Task: Copy, from the entries below, each line where the word "this" can be found.

....

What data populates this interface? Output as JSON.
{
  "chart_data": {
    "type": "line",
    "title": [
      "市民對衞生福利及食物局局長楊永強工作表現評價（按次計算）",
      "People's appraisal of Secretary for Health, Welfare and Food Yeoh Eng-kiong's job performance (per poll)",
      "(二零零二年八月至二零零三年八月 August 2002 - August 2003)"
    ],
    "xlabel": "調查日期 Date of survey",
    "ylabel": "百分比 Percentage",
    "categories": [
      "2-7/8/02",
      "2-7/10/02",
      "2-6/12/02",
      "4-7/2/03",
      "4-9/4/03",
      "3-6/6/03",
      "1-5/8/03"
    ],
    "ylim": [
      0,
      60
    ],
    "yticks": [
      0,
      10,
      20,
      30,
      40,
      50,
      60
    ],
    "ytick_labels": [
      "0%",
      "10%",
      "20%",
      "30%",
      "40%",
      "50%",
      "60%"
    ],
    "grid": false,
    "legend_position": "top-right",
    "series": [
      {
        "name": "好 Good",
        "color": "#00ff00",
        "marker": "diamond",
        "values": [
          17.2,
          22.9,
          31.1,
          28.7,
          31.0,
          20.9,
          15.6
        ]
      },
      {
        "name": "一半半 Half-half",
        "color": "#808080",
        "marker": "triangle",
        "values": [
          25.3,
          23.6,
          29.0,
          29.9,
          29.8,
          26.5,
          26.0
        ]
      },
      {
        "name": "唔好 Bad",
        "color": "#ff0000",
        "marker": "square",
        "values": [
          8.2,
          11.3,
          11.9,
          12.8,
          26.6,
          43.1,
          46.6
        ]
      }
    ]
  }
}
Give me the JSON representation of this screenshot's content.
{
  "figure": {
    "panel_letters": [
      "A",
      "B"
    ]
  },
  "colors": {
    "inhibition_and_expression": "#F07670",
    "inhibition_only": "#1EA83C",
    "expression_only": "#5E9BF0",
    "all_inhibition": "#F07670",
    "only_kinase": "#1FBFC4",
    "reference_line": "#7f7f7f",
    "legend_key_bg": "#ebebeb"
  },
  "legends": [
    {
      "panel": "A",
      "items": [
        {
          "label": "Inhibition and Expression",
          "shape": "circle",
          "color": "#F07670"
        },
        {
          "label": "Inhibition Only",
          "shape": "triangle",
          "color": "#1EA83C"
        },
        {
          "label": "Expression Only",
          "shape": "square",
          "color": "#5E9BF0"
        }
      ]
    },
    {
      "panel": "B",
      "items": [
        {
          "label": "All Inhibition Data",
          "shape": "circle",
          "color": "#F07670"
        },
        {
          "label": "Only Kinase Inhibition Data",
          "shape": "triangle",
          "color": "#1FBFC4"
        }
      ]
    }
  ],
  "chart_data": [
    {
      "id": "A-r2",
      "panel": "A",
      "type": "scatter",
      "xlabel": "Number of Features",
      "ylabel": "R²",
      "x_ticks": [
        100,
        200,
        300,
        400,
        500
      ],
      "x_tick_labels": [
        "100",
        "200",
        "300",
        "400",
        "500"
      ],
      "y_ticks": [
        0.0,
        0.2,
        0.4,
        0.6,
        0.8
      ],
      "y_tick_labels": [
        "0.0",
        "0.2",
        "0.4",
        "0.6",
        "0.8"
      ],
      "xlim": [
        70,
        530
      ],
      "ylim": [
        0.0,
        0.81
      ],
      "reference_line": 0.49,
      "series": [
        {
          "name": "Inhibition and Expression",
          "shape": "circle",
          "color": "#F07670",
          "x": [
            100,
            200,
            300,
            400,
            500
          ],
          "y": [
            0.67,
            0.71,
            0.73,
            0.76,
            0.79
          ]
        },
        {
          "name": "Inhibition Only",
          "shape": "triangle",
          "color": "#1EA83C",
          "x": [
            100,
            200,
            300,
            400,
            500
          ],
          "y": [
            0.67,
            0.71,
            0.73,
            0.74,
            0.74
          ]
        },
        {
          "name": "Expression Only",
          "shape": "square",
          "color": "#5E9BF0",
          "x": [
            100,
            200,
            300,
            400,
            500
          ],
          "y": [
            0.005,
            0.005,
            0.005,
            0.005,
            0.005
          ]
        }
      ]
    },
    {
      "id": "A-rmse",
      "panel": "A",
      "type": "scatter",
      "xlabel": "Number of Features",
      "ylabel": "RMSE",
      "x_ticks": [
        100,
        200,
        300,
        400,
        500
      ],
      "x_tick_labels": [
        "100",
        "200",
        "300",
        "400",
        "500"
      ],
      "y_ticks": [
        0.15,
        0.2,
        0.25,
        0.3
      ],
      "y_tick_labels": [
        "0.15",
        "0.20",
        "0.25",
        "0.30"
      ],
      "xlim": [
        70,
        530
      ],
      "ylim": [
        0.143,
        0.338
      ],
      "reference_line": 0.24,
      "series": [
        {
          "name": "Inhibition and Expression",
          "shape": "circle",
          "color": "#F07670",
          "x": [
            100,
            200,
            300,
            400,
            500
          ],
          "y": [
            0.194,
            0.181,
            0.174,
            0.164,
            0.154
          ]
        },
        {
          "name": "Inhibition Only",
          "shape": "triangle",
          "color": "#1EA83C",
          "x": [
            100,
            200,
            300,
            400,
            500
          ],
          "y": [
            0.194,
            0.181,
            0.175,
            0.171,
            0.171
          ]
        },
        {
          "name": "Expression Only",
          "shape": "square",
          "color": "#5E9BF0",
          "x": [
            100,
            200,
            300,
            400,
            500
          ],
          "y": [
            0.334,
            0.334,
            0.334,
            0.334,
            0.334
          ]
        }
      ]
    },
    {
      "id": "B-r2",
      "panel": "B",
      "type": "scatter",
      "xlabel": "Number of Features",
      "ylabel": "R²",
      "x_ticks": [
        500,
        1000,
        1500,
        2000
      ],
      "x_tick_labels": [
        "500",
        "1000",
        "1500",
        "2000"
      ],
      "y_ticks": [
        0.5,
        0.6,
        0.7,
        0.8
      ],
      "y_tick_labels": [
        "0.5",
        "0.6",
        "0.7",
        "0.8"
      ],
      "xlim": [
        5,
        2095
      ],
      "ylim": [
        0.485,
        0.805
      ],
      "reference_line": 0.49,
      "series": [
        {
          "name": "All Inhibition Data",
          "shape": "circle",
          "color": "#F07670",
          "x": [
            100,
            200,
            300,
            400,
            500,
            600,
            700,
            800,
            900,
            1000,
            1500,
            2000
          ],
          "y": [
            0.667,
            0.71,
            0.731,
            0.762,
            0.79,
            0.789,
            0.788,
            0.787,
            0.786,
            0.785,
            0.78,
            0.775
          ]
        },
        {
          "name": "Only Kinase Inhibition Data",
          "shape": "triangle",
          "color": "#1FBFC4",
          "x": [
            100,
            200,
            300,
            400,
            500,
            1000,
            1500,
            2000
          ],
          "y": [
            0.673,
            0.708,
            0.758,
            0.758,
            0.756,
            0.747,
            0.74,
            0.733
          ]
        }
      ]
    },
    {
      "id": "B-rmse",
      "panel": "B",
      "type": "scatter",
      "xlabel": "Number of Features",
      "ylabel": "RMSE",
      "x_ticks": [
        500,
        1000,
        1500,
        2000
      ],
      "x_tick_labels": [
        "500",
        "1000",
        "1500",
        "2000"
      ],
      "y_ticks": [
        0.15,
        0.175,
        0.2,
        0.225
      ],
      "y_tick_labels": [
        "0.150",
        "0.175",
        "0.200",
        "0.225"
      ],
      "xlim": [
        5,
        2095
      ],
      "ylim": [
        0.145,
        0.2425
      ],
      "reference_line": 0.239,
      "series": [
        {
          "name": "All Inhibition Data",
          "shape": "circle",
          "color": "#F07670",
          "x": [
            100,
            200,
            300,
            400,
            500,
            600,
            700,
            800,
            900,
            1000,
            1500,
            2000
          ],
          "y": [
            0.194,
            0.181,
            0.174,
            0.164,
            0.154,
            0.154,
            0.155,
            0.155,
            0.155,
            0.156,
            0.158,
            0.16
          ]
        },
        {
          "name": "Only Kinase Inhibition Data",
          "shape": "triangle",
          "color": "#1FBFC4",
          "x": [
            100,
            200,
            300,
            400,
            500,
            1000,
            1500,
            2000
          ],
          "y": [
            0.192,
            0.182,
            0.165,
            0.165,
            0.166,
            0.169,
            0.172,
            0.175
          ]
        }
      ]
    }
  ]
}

....

The answer:
What data populates this interface? Output as JSON.
Give me the JSON representation of this screenshot's content.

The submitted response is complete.